§ **Description of the task**
Work through the listing below and count the lines that hold "cases". Answer with the number alone.

§ **Material shown**

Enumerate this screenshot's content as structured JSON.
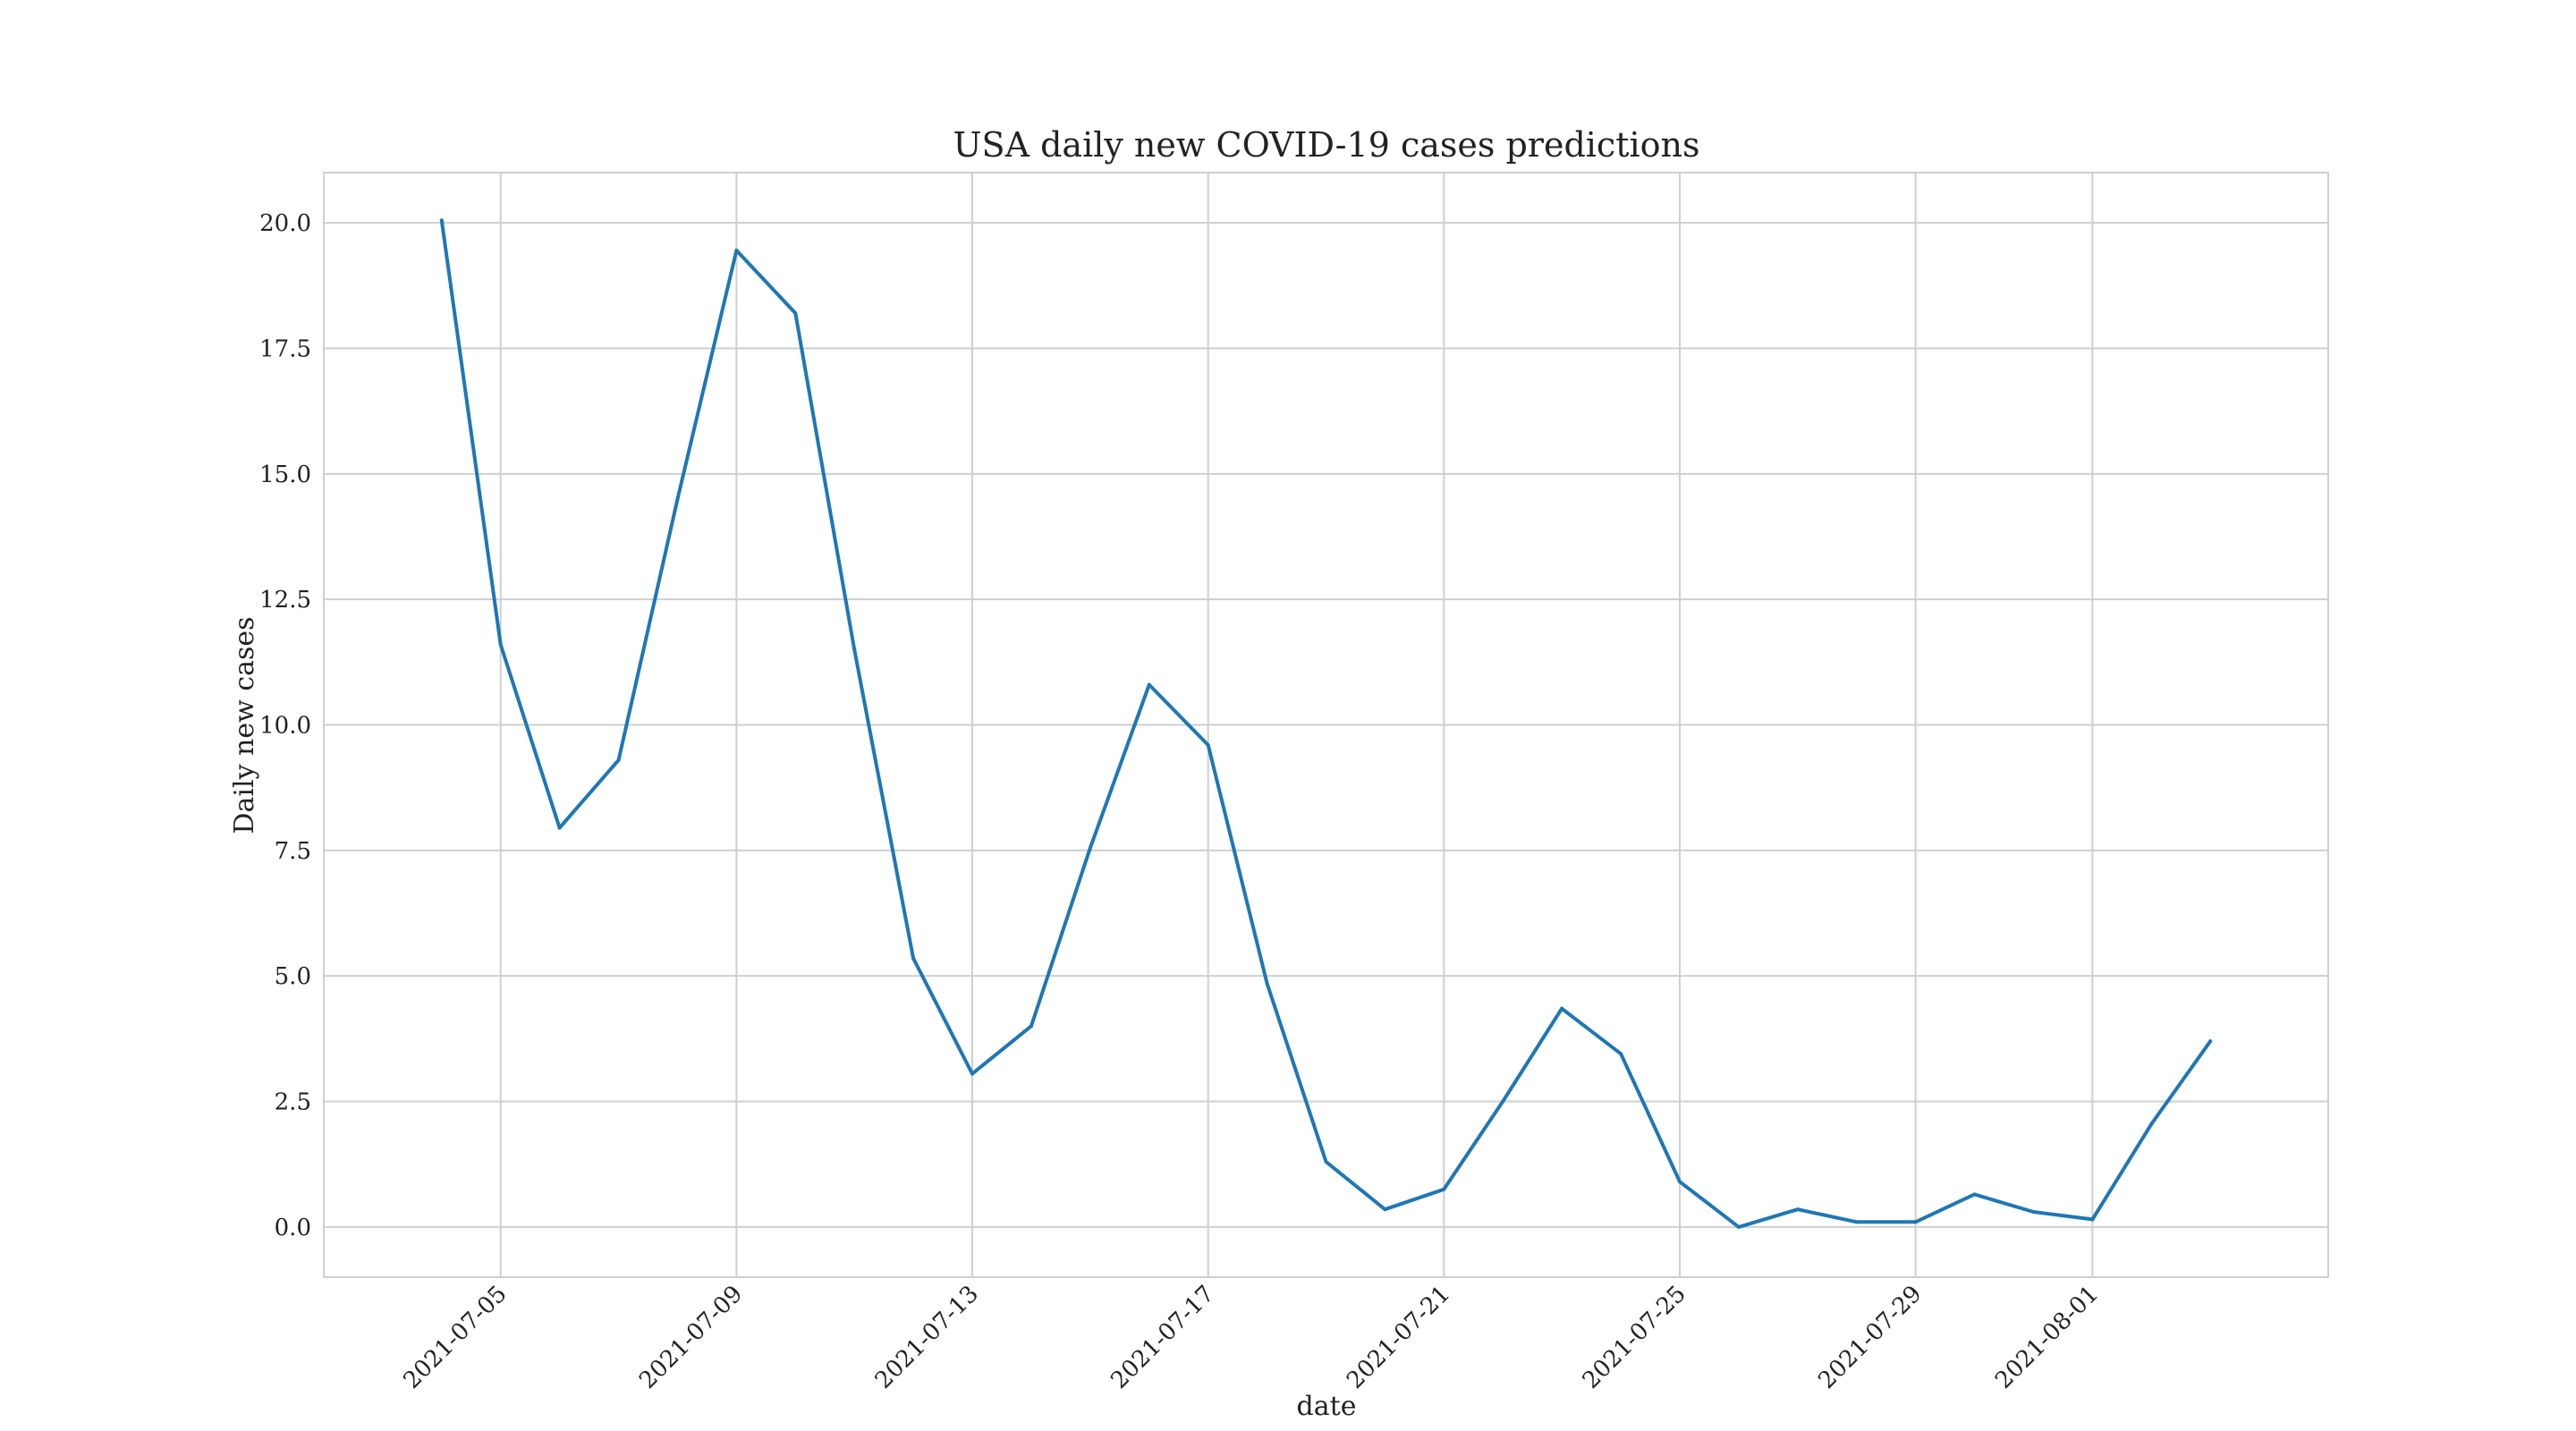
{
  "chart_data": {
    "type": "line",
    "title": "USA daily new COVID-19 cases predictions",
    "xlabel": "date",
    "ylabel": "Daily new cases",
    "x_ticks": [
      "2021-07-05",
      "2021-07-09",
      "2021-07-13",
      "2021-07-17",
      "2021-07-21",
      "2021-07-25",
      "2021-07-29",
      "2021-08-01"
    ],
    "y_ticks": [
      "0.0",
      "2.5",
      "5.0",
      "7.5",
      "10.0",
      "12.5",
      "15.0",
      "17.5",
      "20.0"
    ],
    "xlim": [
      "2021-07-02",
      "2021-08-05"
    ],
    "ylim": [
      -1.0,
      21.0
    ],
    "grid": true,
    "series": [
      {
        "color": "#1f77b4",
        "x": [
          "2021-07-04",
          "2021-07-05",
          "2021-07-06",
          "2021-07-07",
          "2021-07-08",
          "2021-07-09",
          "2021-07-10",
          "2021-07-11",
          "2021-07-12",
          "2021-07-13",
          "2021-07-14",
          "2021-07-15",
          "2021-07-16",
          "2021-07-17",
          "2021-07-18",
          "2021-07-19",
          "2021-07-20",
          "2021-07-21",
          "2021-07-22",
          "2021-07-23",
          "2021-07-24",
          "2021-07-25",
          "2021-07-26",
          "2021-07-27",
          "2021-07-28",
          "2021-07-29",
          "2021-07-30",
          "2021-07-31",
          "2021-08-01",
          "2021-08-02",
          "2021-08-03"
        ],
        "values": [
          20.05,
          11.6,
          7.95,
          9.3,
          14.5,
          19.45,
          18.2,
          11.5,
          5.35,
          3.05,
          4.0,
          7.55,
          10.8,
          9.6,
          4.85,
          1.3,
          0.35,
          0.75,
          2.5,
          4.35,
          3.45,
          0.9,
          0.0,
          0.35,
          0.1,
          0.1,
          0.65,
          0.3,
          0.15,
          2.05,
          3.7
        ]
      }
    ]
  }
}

...

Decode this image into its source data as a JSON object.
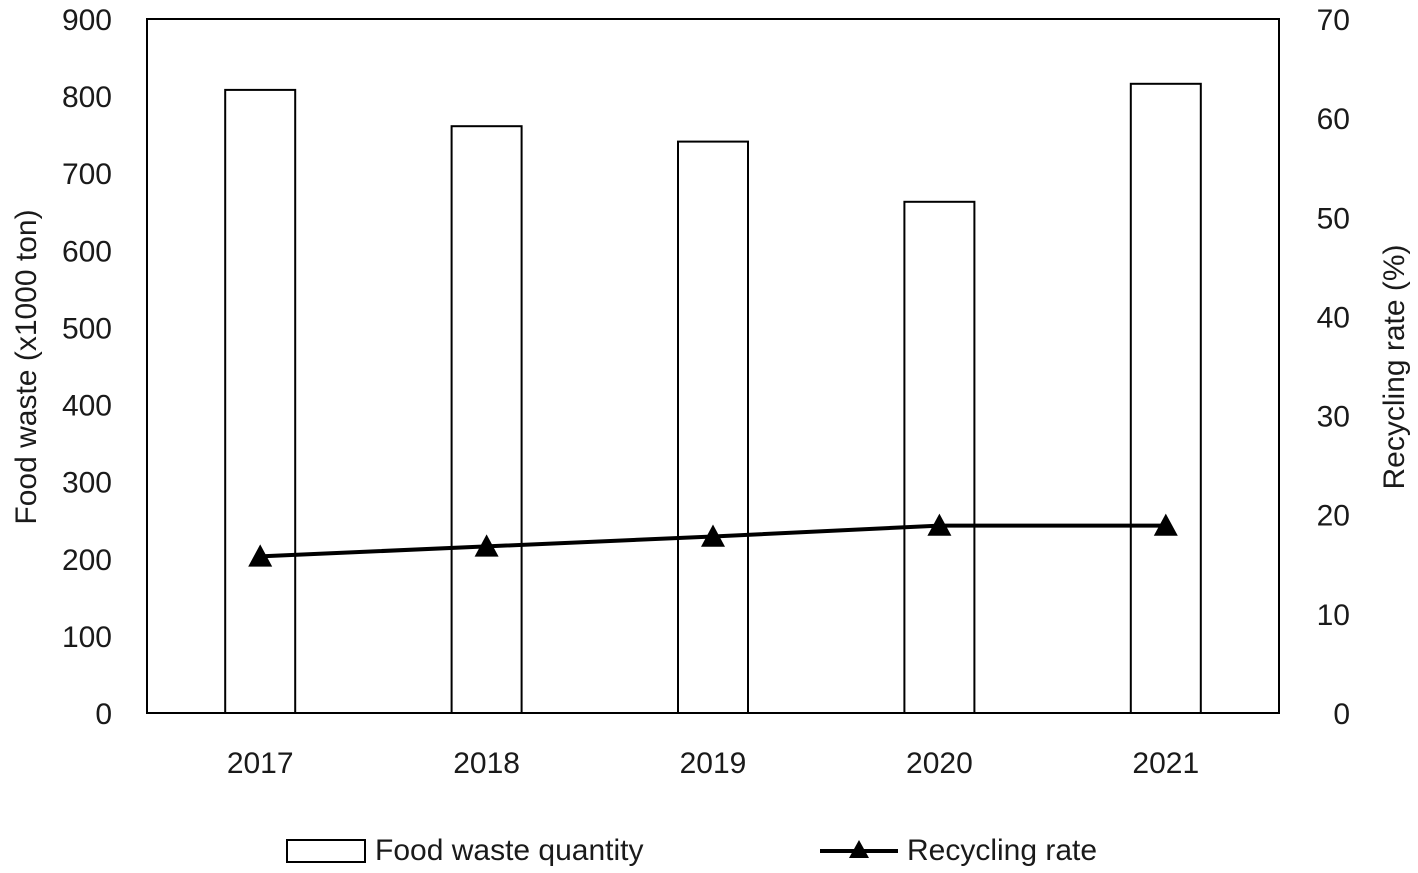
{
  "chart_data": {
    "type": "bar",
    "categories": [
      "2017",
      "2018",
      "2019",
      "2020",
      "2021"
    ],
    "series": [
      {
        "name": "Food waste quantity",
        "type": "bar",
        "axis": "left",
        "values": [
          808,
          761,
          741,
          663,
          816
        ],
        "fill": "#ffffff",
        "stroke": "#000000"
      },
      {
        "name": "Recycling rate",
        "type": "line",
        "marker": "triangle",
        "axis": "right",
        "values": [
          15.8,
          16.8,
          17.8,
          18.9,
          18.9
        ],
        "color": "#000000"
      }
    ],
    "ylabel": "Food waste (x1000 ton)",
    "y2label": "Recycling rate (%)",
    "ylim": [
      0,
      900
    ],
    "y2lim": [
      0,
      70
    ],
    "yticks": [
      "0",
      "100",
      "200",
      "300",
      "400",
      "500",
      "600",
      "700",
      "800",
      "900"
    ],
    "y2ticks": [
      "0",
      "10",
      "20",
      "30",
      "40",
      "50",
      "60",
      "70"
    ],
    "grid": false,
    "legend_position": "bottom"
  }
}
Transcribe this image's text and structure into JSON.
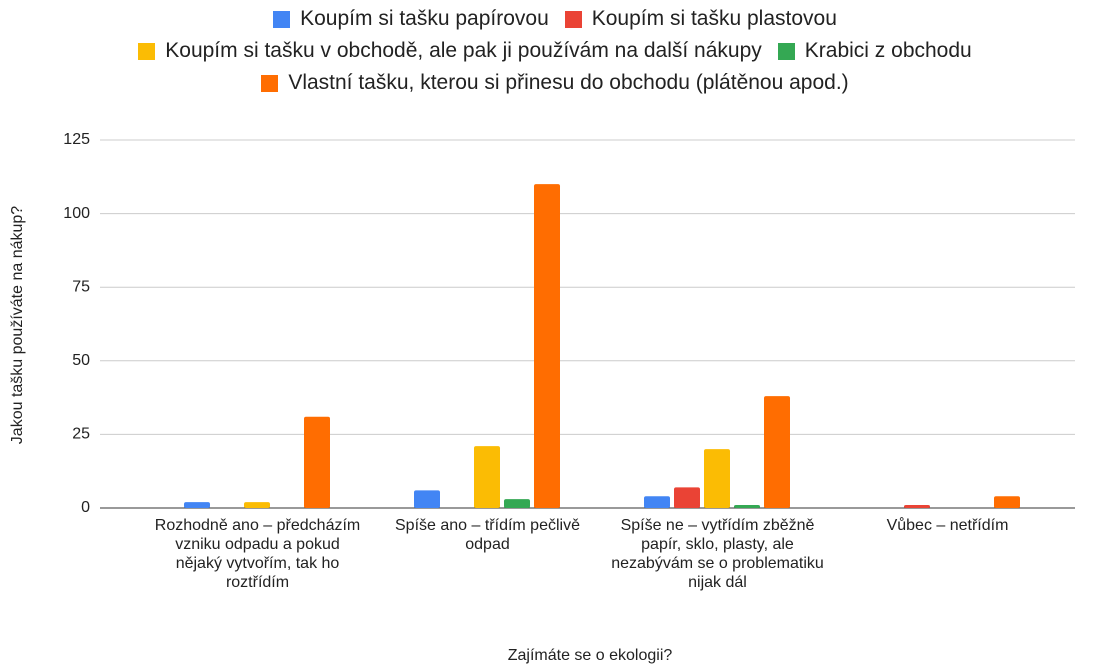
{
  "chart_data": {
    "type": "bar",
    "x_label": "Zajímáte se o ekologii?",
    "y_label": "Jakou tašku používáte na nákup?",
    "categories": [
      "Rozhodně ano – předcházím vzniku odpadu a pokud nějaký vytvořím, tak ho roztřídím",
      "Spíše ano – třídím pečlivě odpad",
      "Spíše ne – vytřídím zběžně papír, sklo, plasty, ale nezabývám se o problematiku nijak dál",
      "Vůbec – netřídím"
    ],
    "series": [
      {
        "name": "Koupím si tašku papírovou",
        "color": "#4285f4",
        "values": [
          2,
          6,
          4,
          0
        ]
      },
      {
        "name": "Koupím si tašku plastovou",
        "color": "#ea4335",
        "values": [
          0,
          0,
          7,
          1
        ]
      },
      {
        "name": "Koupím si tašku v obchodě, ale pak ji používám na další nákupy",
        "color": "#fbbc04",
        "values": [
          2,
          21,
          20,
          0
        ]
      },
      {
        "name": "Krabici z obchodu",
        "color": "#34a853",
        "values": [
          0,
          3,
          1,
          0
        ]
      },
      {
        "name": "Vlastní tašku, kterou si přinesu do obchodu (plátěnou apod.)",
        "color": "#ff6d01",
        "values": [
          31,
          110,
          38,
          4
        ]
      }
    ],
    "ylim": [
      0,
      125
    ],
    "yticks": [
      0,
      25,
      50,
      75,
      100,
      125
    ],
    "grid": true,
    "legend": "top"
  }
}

§ **Answer in full**
2